** Start of Data for this task **
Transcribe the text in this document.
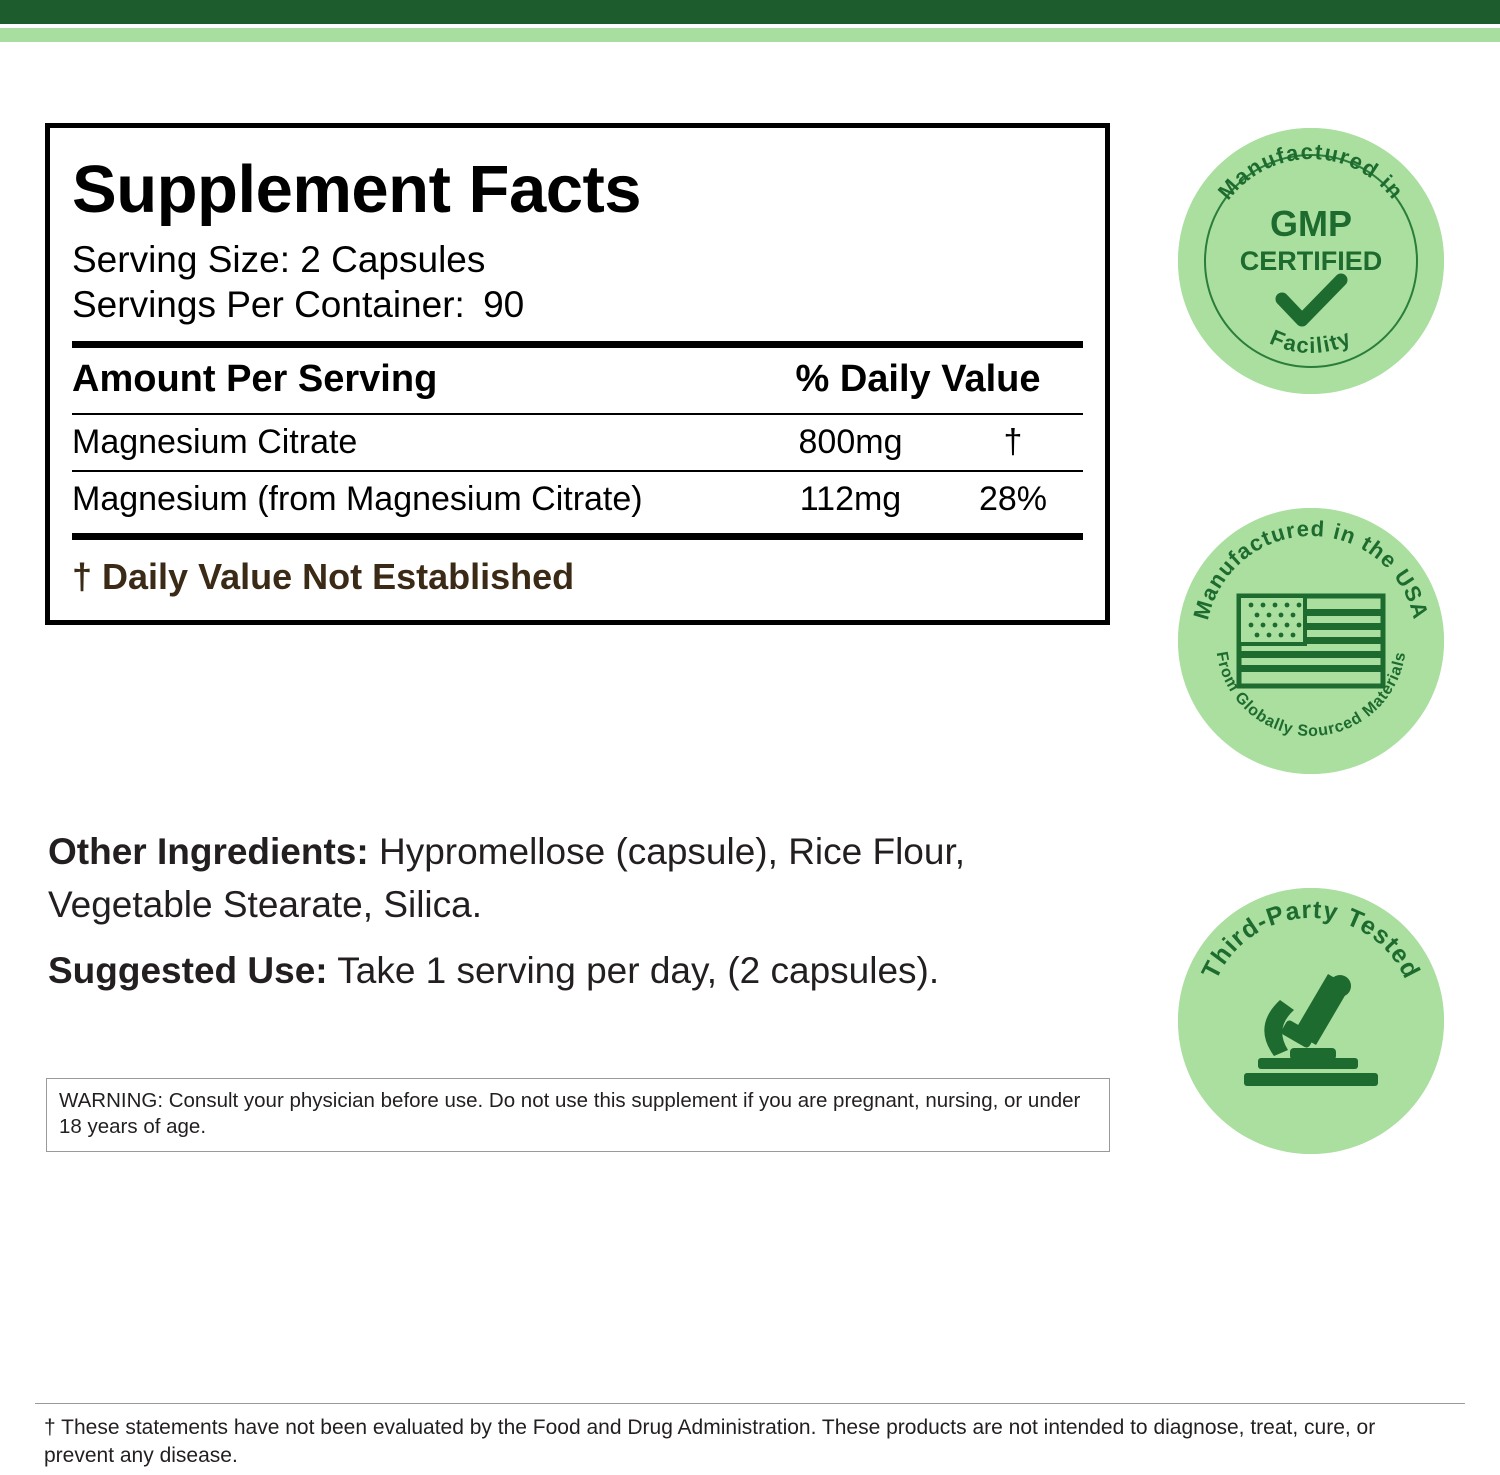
Supplement Facts
Serving Size: 2 Capsules
Servings Per Container: 90
Amount Per Serving	% Daily Value
Magnesium Citrate	800mg	†
Magnesium (from Magnesium Citrate)	112mg	28%
† Daily Value Not Established
Other Ingredients: Hypromellose (capsule), Rice Flour, Vegetable Stearate, Silica.
Suggested Use: Take 1 serving per day, (2 capsules).
WARNING: Consult your physician before use. Do not use this supplement if you are pregnant, nursing, or under 18 years of age.
† These statements have not been evaluated by the Food and Drug Administration. These products are not intended to diagnose, treat, cure, or prevent any disease.
Manufactured in
Facility
GMP
CERTIFIED
Manufactured in the USA
From Globally Sourced Materials
Third-Party Tested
** End of Data for this task **
**Aim:**
Omitting all images, retype each line of the records precisely.

**Result for this task:**
Transcribe the text in this document.
Supplement Facts
Serving Size: 2 Capsules
Servings Per Container: 90
Amount Per Serving	% Daily Value
Magnesium Citrate	800mg	†
Magnesium (from Magnesium Citrate)	112mg	28%
† Daily Value Not Established
Other Ingredients: Hypromellose (capsule), Rice Flour, Vegetable Stearate, Silica.
Suggested Use: Take 1 serving per day, (2 capsules).
WARNING: Consult your physician before use. Do not use this supplement if you are pregnant, nursing, or under 18 years of age.
† These statements have not been evaluated by the Food and Drug Administration. These products are not intended to diagnose, treat, cure, or prevent any disease.
Manufactured in
Facility
GMP
CERTIFIED
Manufactured in the USA
From Globally Sourced Materials
Third-Party Tested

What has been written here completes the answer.